**Direction:**
Using the records that follow, copy every line containing the word "Milano".

**Raw data:**
========

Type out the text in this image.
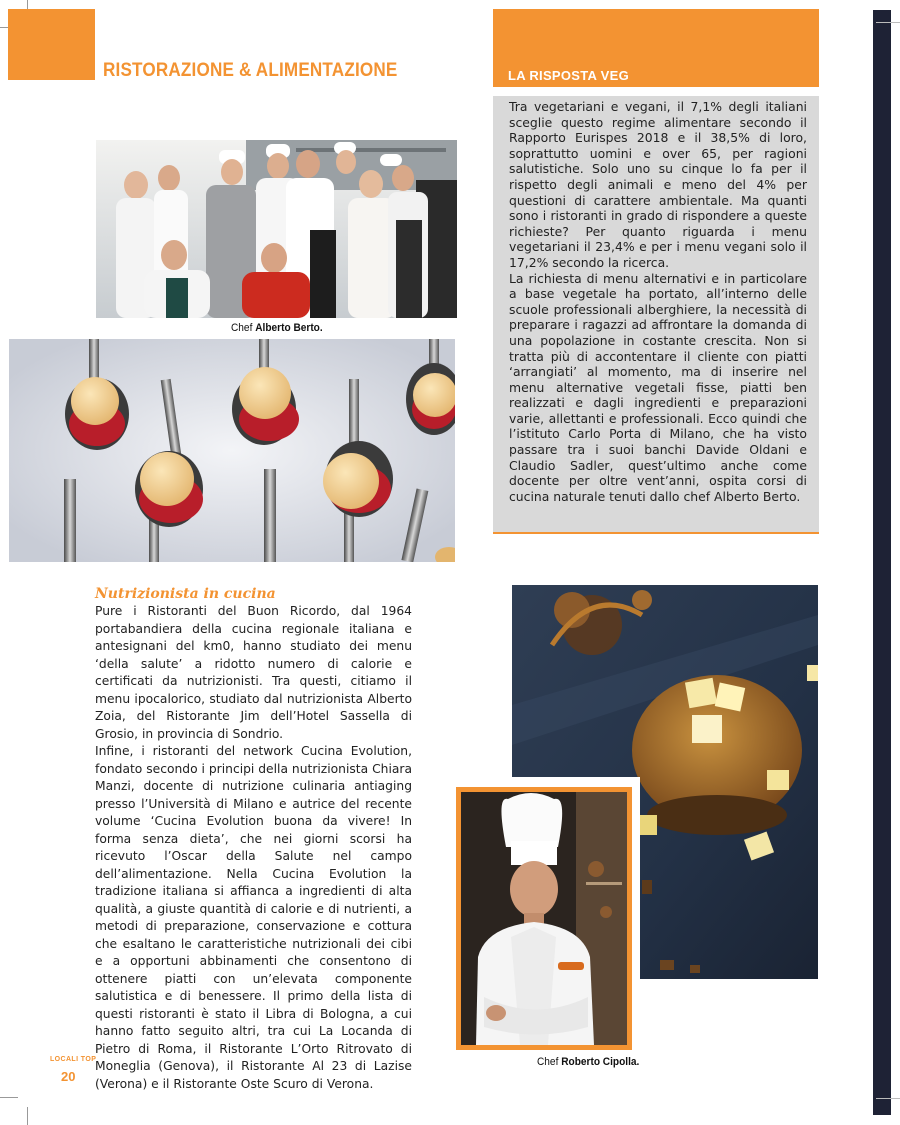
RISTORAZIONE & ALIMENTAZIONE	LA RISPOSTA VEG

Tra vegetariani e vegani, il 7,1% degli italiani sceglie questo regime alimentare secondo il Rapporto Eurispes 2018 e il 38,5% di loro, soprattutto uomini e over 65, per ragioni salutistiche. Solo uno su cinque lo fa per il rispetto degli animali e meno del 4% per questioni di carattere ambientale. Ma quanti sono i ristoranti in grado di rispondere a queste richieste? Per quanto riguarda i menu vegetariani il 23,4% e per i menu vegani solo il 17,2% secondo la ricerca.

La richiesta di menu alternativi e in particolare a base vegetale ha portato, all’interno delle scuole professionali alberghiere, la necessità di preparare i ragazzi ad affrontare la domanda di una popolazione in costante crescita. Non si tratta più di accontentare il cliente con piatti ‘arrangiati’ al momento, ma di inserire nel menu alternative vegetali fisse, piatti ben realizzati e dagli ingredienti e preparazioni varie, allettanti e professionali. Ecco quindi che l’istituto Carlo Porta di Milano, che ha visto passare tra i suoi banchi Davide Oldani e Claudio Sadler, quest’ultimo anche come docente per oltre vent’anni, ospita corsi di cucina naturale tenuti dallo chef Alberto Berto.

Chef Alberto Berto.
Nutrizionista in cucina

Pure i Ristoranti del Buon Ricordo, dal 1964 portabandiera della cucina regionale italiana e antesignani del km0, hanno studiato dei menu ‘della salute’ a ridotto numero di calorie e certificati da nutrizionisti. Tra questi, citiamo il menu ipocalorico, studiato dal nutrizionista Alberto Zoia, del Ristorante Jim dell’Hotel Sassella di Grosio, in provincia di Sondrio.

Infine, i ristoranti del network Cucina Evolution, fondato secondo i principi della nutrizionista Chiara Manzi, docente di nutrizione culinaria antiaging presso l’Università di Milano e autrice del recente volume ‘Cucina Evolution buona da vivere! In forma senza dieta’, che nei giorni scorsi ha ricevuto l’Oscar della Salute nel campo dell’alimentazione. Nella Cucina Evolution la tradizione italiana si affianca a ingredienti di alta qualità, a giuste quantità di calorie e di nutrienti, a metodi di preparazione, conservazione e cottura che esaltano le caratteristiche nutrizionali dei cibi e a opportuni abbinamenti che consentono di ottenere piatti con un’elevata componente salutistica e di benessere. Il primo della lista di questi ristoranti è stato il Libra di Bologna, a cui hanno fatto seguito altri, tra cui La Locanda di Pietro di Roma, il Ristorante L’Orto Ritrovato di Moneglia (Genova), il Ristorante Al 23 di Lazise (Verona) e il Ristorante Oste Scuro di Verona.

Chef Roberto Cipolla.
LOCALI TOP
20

========

**The reply:**
La richiesta di menu alternativi e in particolare a base vegetale ha portato, all’interno delle scuole professionali alberghiere, la necessità di preparare i ragazzi ad affrontare la domanda di una popolazione in costante crescita. Non si tratta più di accontentare il cliente con piatti ‘arrangiati’ al momento, ma di inserire nel menu alternative vegetali fisse, piatti ben realizzati e dagli ingredienti e preparazioni varie, allettanti e professionali. Ecco quindi che l’istituto Carlo Porta di Milano, che ha visto passare tra i suoi banchi Davide Oldani e Claudio Sadler, quest’ultimo anche come docente per oltre vent’anni, ospita corsi di cucina naturale tenuti dallo chef Alberto Berto.
Infine, i ristoranti del network Cucina Evolution, fondato secondo i principi della nutrizionista Chiara Manzi, docente di nutrizione culinaria antiaging presso l’Università di Milano e autrice del recente volume ‘Cucina Evolution buona da vivere! In forma senza dieta’, che nei giorni scorsi ha ricevuto l’Oscar della Salute nel campo dell’alimentazione. Nella Cucina Evolution la tradizione italiana si affianca a ingredienti di alta qualità, a giuste quantità di calorie e di nutrienti, a metodi di preparazione, conservazione e cottura che esaltano le caratteristiche nutrizionali dei cibi e a opportuni abbinamenti che consentono di ottenere piatti con un’elevata componente salutistica e di benessere. Il primo della lista di questi ristoranti è stato il Libra di Bologna, a cui hanno fatto seguito altri, tra cui La Locanda di Pietro di Roma, il Ristorante L’Orto Ritrovato di Moneglia (Genova), il Ristorante Al 23 di Lazise (Verona) e il Ristorante Oste Scuro di Verona.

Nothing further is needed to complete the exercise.